• Task prompt
Repeat each line exactly, leaving nothing out.

* start Listed entries *

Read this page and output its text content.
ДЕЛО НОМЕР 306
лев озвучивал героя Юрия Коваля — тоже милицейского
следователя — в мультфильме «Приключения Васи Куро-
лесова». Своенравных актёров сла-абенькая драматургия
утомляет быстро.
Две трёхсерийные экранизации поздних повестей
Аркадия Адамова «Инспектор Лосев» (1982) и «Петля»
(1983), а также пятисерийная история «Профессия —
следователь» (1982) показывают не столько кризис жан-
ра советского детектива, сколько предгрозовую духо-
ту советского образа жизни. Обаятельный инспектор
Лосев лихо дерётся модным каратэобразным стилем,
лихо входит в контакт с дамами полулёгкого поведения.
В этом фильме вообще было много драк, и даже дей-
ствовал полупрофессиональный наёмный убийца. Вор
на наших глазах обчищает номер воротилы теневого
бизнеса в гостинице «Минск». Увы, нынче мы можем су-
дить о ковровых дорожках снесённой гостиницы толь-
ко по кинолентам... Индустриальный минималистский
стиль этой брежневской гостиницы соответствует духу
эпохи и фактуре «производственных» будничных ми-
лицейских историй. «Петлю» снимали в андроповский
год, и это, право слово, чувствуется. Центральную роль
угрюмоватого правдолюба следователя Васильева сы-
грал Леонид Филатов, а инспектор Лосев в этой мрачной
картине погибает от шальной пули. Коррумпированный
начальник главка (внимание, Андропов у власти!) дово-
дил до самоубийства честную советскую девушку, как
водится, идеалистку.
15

* end Listed entries *

• Exercise result
Read this page and output its text content.
ДЕЛО НОМЕР 306
лев озвучивал героя Юрия Коваля — тоже милицейского
следователя — в мультфильме «Приключения Васи Куро-
лесова». Своенравных актёров сла-абенькая драматургия
утомляет быстро.
Две трёхсерийные экранизации поздних повестей
Аркадия Адамова «Инспектор Лосев» (1982) и «Петля»
(1983), а также пятисерийная история «Профессия —
следователь» (1982) показывают не столько кризис жан-
ра советского детектива, сколько предгрозовую духо-
ту советского образа жизни. Обаятельный инспектор
Лосев лихо дерётся модным каратэобразным стилем,
лихо входит в контакт с дамами полулёгкого поведения.
В этом фильме вообще было много драк, и даже дей-
ствовал полупрофессиональный наёмный убийца. Вор
на наших глазах обчищает номер воротилы теневого
бизнеса в гостинице «Минск». Увы, нынче мы можем су-
дить о ковровых дорожках снесённой гостиницы толь-
ко по кинолентам... Индустриальный минималистский
стиль этой брежневской гостиницы соответствует духу
эпохи и фактуре «производственных» будничных ми-
лицейских историй. «Петлю» снимали в андроповский
год, и это, право слово, чувствуется. Центральную роль
угрюмоватого правдолюба следователя Васильева сы-
грал Леонид Филатов, а инспектор Лосев в этой мрачной
картине погибает от шальной пули. Коррумпированный
начальник главка (внимание, Андропов у власти!) дово-
дил до самоубийства честную советскую девушку, как
водится, идеалистку.
15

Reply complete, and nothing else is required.